Output the entries below exactly as written, omitting pictures.

▶ _Dataset_:

════════════════

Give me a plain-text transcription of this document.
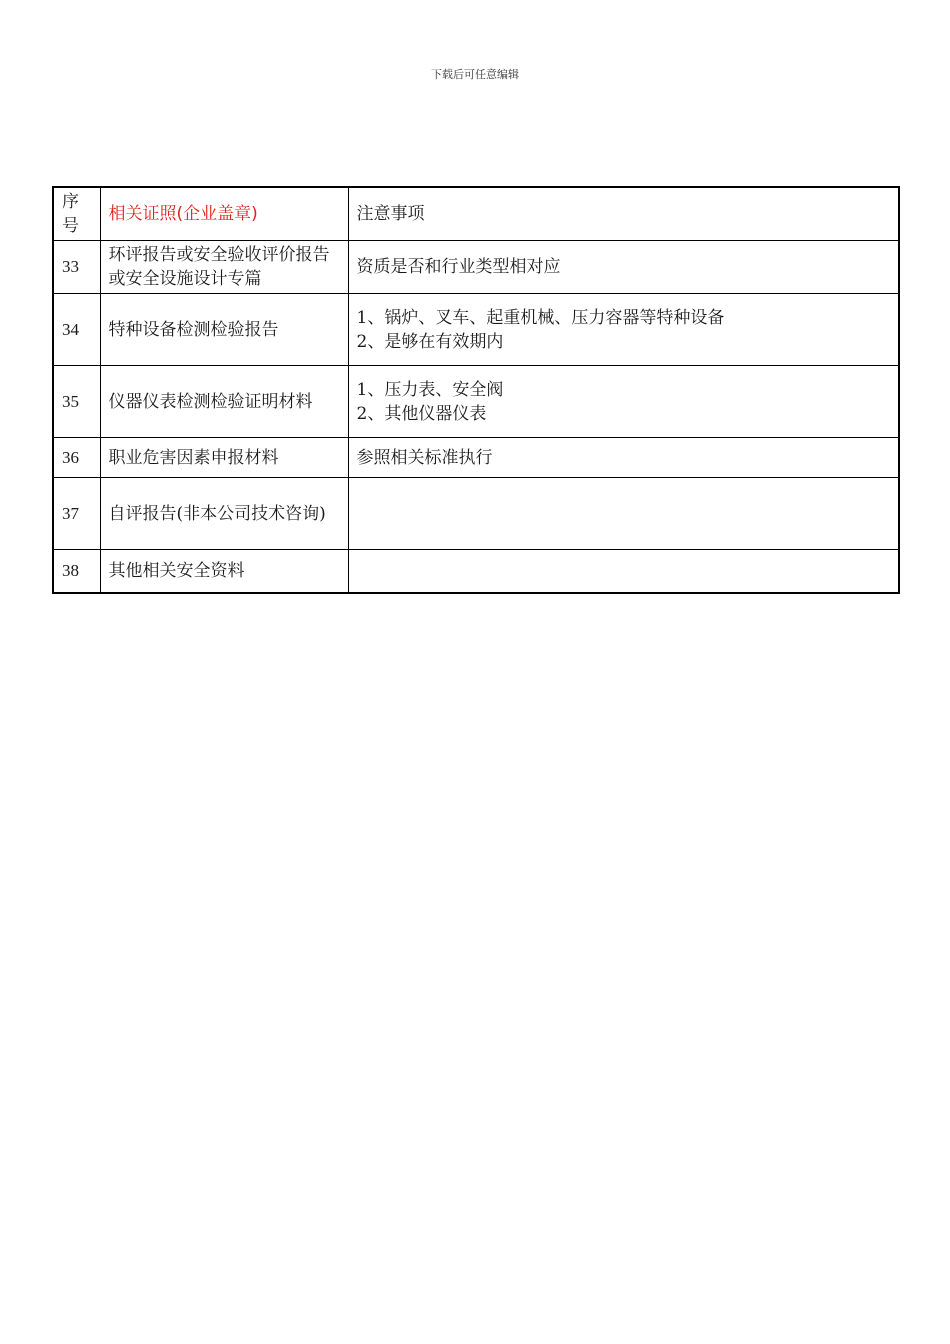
下载后可任意编辑
序号	相关证照(企业盖章)	注意事项
33	环评报告或安全验收评价报告或安全设施设计专篇	资质是否和行业类型相对应

34	特种设备检测检验报告	1、锅炉、叉车、起重机械、压力容器等特种设备
2、是够在有效期内

35	仪器仪表检测检验证明材料	1、压力表、安全阀
2、其他仪器仪表

36	职业危害因素申报材料	参照相关标准执行

37	自评报告(非本公司技术咨询)	
38	其他相关安全资料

════════════════

▶ _Full answer_:
Give me a plain-text transcription of this document.
下载后可任意编辑
序号	相关证照(企业盖章)	注意事项
33	环评报告或安全验收评价报告或安全设施设计专篇	资质是否和行业类型相对应

34	特种设备检测检验报告	1、锅炉、叉车、起重机械、压力容器等特种设备
2、是够在有效期内

35	仪器仪表检测检验证明材料	1、压力表、安全阀
2、其他仪器仪表

36	职业危害因素申报材料	参照相关标准执行

37	自评报告(非本公司技术咨询)	
38	其他相关安全资料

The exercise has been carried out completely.